* **Data lines**

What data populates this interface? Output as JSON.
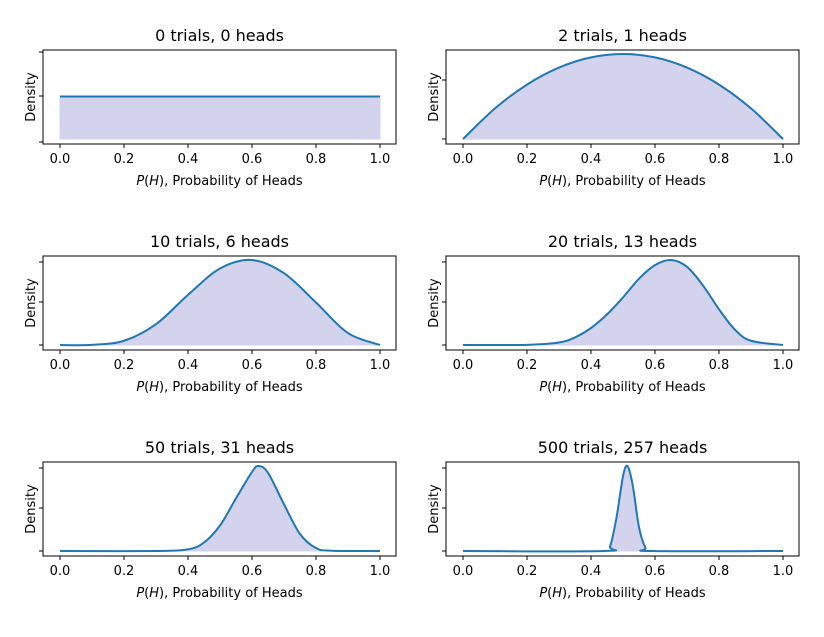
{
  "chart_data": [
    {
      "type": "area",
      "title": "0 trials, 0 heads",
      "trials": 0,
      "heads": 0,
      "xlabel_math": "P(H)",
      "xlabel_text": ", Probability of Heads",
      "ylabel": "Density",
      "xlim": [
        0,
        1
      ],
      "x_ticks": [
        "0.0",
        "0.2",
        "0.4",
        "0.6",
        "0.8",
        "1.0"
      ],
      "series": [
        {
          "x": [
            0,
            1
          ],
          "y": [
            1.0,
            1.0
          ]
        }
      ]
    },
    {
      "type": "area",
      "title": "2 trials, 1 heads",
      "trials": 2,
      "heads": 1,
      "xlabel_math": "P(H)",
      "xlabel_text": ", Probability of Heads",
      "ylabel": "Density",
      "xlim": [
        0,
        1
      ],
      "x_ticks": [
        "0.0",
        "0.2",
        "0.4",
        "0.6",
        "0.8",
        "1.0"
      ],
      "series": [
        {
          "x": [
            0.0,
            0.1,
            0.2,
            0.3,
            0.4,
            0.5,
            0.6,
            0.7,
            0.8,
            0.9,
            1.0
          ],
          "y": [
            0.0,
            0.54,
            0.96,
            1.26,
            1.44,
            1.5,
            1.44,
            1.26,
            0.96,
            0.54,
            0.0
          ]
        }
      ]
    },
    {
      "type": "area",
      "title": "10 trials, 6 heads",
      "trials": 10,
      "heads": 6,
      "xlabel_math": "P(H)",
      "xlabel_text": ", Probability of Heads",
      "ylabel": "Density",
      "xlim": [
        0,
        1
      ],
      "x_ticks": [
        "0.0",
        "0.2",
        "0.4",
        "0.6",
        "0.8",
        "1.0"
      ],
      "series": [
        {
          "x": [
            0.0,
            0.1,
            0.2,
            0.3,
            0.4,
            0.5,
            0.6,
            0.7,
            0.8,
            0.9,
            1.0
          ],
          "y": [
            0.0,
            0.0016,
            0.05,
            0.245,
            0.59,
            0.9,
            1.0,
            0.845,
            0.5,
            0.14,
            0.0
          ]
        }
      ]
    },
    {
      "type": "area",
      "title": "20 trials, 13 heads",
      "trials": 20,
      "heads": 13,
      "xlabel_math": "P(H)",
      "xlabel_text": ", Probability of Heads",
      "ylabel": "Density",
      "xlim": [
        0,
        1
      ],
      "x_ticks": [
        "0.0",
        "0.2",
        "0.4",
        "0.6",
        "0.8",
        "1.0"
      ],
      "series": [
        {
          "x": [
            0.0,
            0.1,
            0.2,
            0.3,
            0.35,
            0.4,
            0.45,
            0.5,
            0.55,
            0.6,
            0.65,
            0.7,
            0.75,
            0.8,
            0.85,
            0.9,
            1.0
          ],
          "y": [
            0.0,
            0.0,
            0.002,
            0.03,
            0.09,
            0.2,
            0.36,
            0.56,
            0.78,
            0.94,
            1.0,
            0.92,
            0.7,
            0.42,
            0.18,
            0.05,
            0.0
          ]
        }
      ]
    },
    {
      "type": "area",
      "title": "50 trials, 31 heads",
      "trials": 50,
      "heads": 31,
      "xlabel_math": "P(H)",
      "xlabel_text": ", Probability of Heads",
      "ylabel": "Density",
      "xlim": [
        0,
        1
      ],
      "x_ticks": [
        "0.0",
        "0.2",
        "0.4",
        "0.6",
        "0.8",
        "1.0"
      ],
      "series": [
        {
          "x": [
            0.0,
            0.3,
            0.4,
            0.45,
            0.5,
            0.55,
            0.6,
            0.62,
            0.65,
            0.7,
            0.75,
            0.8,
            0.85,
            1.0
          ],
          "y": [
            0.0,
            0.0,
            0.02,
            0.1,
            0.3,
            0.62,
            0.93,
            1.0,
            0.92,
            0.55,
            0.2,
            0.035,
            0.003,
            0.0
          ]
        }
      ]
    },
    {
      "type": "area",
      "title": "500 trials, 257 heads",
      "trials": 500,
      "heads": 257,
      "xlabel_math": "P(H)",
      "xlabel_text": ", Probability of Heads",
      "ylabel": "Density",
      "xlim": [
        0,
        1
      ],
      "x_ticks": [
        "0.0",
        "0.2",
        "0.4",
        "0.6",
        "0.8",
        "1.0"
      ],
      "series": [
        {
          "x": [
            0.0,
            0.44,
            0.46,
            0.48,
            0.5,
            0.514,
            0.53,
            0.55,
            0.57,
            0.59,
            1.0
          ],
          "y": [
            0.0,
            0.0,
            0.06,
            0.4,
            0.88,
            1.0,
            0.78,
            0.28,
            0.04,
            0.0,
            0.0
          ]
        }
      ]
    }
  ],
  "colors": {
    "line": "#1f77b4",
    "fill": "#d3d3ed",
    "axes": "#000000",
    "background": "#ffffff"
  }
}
==
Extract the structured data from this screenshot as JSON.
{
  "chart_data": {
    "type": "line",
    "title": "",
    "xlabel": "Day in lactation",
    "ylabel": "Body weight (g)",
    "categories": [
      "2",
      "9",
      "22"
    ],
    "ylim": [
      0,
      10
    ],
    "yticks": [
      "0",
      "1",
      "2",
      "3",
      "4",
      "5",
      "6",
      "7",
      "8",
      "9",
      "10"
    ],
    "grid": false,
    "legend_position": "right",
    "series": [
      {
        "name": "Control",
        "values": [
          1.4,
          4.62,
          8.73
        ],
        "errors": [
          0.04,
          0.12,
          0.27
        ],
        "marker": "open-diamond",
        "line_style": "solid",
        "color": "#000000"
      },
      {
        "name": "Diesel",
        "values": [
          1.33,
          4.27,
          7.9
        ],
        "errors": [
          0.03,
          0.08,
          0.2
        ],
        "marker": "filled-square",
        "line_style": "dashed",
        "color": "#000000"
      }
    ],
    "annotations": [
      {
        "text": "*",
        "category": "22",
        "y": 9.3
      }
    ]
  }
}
--
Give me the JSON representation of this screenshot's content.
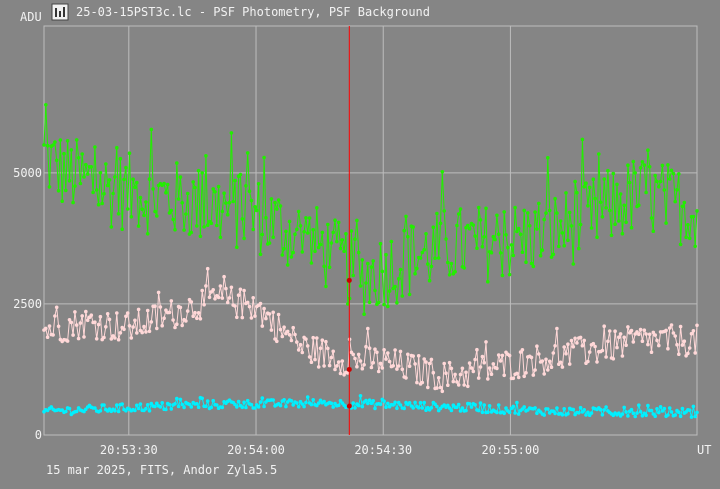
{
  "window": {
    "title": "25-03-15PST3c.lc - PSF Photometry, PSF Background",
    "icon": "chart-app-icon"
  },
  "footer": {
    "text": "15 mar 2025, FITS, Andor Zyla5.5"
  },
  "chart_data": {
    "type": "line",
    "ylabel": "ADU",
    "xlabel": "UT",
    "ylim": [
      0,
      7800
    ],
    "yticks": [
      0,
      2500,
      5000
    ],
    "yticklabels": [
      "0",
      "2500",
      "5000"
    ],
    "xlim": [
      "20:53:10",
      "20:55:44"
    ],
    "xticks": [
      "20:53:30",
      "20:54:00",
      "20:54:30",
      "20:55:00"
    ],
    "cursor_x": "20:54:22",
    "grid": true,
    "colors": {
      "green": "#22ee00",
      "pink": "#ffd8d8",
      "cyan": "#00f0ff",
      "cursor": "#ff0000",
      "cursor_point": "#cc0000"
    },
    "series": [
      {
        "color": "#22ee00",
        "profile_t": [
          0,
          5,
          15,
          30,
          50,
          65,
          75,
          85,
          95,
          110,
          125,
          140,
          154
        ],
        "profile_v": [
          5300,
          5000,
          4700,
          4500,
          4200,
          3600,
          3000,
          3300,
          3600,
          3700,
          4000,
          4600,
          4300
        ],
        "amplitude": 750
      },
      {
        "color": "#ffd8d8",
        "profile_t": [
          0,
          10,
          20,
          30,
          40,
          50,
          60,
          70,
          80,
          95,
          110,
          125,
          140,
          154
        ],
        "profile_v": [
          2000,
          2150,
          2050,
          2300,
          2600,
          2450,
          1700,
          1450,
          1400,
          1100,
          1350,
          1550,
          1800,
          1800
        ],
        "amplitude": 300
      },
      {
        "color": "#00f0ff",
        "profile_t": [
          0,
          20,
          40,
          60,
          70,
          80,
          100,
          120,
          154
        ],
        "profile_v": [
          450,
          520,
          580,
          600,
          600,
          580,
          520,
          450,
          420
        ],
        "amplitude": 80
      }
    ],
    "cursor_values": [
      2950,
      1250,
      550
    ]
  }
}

* **Exercise task**
Filter the entries and copy out every line with the word "screenshot".

* **Exercise answer**
Extract the structured data from this screenshot as JSON.
Give me the JSON representation of this screenshot's content.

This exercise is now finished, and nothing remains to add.